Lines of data
* begin *

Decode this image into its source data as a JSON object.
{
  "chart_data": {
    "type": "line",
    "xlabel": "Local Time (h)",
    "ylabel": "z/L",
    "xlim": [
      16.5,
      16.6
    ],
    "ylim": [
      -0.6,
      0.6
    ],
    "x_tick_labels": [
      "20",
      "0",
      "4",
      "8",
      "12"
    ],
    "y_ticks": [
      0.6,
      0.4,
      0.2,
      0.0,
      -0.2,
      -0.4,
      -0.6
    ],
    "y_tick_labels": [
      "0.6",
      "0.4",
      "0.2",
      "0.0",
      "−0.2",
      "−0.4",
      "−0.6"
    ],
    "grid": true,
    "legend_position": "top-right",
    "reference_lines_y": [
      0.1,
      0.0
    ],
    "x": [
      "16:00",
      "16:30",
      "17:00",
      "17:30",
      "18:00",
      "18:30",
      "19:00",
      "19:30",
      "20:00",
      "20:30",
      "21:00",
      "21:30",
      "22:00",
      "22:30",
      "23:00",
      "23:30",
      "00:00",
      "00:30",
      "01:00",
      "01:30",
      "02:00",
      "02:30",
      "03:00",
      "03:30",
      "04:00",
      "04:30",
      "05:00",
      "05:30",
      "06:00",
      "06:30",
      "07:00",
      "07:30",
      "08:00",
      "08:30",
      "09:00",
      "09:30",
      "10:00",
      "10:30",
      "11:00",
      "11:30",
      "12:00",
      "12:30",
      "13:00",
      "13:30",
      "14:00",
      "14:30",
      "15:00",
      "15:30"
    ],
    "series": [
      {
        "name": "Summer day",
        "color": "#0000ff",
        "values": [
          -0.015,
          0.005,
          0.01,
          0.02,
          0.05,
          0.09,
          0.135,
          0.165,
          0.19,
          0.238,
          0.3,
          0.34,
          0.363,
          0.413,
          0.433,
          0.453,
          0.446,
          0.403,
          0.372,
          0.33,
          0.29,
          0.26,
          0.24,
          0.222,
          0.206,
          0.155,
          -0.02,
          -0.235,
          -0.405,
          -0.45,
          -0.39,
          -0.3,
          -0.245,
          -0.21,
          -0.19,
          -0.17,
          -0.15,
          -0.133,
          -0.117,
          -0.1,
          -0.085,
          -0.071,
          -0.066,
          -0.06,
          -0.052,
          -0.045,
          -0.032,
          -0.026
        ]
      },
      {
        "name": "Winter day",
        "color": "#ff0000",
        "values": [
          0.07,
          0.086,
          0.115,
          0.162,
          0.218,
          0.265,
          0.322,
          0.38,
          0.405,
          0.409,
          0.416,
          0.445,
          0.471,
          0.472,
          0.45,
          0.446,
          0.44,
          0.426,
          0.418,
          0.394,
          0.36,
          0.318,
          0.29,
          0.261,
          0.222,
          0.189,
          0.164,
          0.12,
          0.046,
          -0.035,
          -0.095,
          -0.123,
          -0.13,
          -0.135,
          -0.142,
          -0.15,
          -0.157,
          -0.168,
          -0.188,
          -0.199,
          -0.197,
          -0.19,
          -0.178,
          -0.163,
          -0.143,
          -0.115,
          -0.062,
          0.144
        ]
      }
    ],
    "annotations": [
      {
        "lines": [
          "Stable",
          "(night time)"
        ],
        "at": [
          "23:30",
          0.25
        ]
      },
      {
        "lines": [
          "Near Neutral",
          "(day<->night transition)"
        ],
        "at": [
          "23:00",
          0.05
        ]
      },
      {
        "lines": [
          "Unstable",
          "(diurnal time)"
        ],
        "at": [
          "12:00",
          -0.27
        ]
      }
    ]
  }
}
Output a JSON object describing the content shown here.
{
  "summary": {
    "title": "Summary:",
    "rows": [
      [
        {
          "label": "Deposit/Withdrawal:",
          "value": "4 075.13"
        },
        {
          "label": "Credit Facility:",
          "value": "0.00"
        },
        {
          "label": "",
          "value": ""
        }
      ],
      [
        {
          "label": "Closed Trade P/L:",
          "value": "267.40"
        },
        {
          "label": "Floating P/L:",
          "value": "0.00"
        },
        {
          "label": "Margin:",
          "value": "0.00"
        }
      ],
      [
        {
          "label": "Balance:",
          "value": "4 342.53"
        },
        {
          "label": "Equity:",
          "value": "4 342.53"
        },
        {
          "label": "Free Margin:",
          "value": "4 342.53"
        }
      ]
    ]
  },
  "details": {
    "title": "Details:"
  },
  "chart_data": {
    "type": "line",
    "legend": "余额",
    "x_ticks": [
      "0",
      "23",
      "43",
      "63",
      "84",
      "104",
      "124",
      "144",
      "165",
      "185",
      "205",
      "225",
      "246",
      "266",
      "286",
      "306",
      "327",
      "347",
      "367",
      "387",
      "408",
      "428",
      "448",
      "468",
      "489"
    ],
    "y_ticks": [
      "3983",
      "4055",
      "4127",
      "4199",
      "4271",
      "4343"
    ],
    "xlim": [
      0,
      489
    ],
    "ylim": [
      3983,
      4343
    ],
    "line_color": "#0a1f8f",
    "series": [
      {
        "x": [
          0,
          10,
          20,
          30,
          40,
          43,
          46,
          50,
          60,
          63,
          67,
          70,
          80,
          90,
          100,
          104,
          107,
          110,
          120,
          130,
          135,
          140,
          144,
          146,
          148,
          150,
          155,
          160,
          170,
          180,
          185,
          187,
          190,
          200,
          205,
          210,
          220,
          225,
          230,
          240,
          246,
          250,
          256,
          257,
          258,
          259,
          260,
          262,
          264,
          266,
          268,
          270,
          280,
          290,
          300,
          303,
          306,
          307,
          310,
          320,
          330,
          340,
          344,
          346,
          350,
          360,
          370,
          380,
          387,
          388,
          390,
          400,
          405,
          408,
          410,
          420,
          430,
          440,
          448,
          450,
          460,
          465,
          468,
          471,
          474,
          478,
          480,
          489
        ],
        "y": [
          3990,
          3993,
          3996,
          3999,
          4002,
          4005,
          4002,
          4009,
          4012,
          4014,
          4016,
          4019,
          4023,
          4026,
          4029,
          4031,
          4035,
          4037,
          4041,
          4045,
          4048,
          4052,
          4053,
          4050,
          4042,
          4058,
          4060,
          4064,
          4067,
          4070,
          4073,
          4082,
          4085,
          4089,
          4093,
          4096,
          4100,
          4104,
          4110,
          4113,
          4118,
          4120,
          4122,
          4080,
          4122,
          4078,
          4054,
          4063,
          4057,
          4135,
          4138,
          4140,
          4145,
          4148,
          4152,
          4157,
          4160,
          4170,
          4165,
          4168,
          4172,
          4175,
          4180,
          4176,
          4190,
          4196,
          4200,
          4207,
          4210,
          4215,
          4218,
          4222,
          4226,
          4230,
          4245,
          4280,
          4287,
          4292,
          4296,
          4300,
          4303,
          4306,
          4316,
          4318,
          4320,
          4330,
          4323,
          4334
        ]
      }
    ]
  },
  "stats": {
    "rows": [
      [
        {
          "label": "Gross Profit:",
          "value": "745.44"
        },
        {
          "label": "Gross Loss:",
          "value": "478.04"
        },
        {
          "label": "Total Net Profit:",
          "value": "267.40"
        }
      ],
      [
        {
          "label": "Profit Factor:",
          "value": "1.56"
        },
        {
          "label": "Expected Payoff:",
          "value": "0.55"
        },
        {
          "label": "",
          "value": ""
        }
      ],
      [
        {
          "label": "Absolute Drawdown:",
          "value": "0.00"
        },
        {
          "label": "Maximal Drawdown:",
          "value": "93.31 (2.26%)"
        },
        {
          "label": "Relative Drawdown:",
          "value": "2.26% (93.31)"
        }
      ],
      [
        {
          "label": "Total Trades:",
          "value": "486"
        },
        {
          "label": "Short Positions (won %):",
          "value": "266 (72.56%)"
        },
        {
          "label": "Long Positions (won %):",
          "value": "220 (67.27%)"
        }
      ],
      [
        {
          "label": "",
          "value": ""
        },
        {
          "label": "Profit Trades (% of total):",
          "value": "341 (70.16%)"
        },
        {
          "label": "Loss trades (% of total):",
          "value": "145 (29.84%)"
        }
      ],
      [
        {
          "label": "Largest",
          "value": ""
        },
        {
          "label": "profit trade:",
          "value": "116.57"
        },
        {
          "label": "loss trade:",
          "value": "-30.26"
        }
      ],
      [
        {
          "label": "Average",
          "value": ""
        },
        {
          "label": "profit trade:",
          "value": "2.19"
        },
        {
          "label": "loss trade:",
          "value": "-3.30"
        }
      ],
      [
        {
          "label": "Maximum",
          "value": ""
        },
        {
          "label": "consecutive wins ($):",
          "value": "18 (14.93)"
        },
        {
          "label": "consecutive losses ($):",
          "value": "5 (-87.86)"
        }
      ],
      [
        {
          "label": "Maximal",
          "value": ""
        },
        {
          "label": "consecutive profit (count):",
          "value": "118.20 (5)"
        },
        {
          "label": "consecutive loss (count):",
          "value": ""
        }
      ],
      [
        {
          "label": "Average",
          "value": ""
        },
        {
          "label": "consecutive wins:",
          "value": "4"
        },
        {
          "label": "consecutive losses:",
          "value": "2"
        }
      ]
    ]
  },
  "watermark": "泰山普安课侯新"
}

* end *

> _AIM_
Only lines with the word "wins" should be collected from the material.

> _SOLUTION TO THE PROBLEM_
          "label": "consecutive wins ($):",
          "label": "consecutive wins:",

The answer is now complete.